** START INFORMATION SHOWN **

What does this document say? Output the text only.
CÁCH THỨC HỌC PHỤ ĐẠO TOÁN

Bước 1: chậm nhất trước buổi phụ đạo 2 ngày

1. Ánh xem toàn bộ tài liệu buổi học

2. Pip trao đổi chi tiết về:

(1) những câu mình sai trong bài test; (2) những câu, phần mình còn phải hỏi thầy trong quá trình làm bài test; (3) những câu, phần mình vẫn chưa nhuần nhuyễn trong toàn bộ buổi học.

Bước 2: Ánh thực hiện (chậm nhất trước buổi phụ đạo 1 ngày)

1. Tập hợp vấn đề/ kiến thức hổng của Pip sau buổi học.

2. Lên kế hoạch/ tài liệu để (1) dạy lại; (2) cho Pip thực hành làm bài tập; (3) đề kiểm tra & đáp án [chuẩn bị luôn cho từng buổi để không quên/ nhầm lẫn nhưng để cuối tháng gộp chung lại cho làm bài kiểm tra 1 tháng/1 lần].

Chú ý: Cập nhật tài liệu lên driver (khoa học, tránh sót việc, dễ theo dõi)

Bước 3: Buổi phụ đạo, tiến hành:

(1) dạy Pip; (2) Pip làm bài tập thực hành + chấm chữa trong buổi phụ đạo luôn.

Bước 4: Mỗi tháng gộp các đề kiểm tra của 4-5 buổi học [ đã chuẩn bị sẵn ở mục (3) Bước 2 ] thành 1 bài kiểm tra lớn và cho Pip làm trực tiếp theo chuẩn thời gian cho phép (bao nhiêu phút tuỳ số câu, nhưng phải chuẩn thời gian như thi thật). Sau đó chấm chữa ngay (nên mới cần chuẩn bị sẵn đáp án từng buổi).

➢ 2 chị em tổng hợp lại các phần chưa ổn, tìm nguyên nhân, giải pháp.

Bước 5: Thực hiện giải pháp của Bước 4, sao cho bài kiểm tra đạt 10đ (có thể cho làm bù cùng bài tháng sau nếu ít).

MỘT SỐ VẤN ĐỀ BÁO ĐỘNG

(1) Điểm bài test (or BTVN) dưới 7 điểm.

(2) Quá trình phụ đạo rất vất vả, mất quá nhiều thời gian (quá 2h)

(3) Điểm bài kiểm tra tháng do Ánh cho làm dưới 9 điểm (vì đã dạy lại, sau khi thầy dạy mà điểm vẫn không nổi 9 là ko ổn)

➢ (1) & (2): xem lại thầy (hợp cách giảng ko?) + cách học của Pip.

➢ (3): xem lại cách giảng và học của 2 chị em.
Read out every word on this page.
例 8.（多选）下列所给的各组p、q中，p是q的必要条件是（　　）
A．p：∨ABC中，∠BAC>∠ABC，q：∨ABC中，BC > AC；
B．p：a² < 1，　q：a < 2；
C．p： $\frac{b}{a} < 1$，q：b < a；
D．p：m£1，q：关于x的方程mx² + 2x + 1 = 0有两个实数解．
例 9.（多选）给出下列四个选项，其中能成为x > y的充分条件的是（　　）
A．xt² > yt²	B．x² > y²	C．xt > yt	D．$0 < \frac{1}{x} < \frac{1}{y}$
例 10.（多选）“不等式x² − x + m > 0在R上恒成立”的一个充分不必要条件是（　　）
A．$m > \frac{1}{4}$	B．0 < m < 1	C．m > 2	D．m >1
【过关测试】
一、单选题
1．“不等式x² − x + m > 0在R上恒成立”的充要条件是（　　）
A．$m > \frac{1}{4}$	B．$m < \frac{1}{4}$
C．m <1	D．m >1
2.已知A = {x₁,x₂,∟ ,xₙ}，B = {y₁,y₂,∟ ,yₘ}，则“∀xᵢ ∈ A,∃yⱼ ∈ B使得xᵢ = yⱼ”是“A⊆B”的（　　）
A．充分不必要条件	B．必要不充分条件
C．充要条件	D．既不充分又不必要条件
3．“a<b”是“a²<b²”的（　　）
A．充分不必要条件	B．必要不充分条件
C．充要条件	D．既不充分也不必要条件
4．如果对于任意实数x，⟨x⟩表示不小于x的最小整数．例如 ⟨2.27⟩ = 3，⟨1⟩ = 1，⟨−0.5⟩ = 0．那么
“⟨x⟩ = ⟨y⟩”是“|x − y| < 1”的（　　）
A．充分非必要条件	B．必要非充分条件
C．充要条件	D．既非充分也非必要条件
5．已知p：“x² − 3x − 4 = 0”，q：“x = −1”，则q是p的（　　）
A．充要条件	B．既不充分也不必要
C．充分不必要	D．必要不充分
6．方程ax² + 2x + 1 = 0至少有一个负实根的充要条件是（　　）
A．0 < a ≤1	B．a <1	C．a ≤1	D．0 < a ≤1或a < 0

** END INFORMATION SHOWN **

- **WHAT IS BEING ASKED**
Starting at the line that contains "Read out every word on this page.", output each remaining line of the listing, the last line included, exactly as it appears.

- **FINISHED ANSWER**
Read out every word on this page.
例 8.（多选）下列所给的各组p、q中，p是q的必要条件是（　　）
A．p：∨ABC中，∠BAC>∠ABC，q：∨ABC中，BC > AC；
B．p：a² < 1，　q：a < 2；
C．p： $\frac{b}{a} < 1$，q：b < a；
D．p：m£1，q：关于x的方程mx² + 2x + 1 = 0有两个实数解．
例 9.（多选）给出下列四个选项，其中能成为x > y的充分条件的是（　　）
A．xt² > yt²	B．x² > y²	C．xt > yt	D．$0 < \frac{1}{x} < \frac{1}{y}$
例 10.（多选）“不等式x² − x + m > 0在R上恒成立”的一个充分不必要条件是（　　）
A．$m > \frac{1}{4}$	B．0 < m < 1	C．m > 2	D．m >1
【过关测试】
一、单选题
1．“不等式x² − x + m > 0在R上恒成立”的充要条件是（　　）
A．$m > \frac{1}{4}$	B．$m < \frac{1}{4}$
C．m <1	D．m >1
2.已知A = {x₁,x₂,∟ ,xₙ}，B = {y₁,y₂,∟ ,yₘ}，则“∀xᵢ ∈ A,∃yⱼ ∈ B使得xᵢ = yⱼ”是“A⊆B”的（　　）
A．充分不必要条件	B．必要不充分条件
C．充要条件	D．既不充分又不必要条件
3．“a<b”是“a²<b²”的（　　）
A．充分不必要条件	B．必要不充分条件
C．充要条件	D．既不充分也不必要条件
4．如果对于任意实数x，⟨x⟩表示不小于x的最小整数．例如 ⟨2.27⟩ = 3，⟨1⟩ = 1，⟨−0.5⟩ = 0．那么
“⟨x⟩ = ⟨y⟩”是“|x − y| < 1”的（　　）
A．充分非必要条件	B．必要非充分条件
C．充要条件	D．既非充分也非必要条件
5．已知p：“x² − 3x − 4 = 0”，q：“x = −1”，则q是p的（　　）
A．充要条件	B．既不充分也不必要
C．充分不必要	D．必要不充分
6．方程ax² + 2x + 1 = 0至少有一个负实根的充要条件是（　　）
A．0 < a ≤1	B．a <1	C．a ≤1	D．0 < a ≤1或a < 0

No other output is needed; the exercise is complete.